------ DATASET ROWS ------
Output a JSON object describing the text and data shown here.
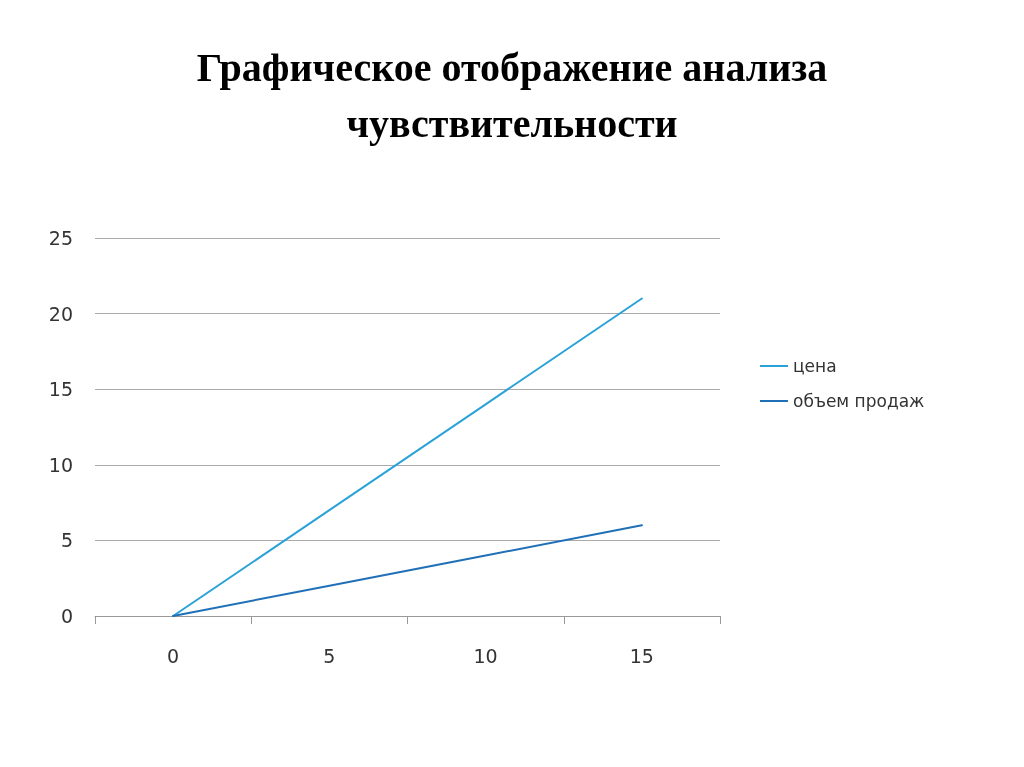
{
  "chart_data": {
    "type": "line",
    "title": "Графическое отображение анализа чувствительности",
    "categories": [
      "0",
      "5",
      "10",
      "15"
    ],
    "series": [
      {
        "name": "цена",
        "color": "#2aa2d8",
        "values": [
          0,
          7,
          14,
          21
        ]
      },
      {
        "name": "объем продаж",
        "color": "#2070b8",
        "values": [
          0,
          2,
          4,
          6
        ]
      }
    ],
    "ylim": [
      0,
      25
    ],
    "yticks": [
      0,
      5,
      10,
      15,
      20,
      25
    ],
    "grid": "y",
    "legend": "right",
    "marker": "none",
    "line_style": "solid"
  }
}
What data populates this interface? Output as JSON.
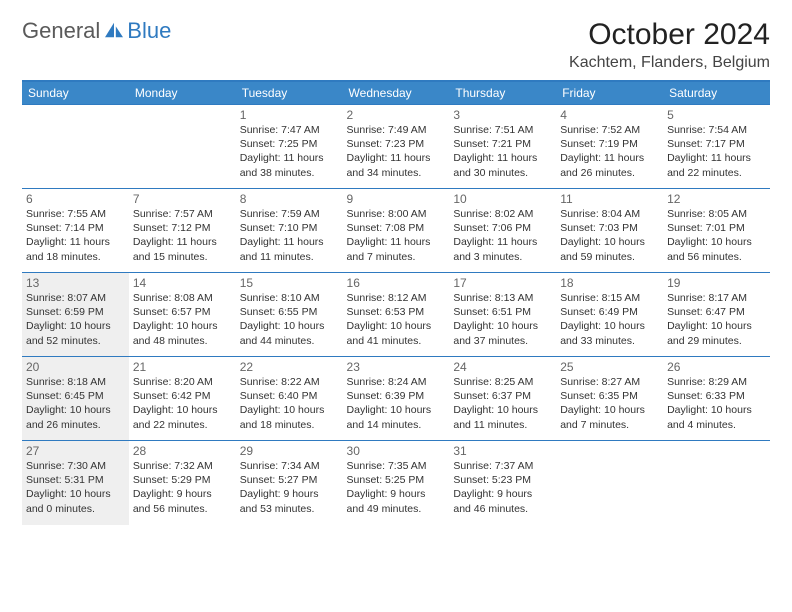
------
TASK PROMPT:
Apart from the pictures, the entries above are to be repeated in full and exactly.

ANSWER FOR THIS EXERCISE:
Output a JSON object describing the text and data shown here.
{
  "chart_data": {
    "type": "line",
    "title": "Графическое отображение анализа чувствительности",
    "categories": [
      "0",
      "5",
      "10",
      "15"
    ],
    "series": [
      {
        "name": "цена",
        "color": "#2aa2d8",
        "values": [
          0,
          7,
          14,
          21
        ]
      },
      {
        "name": "объем продаж",
        "color": "#2070b8",
        "values": [
          0,
          2,
          4,
          6
        ]
      }
    ],
    "ylim": [
      0,
      25
    ],
    "yticks": [
      0,
      5,
      10,
      15,
      20,
      25
    ],
    "grid": "y",
    "legend": "right",
    "marker": "none",
    "line_style": "solid"
  }
}
What data populates this interface? Output as JSON.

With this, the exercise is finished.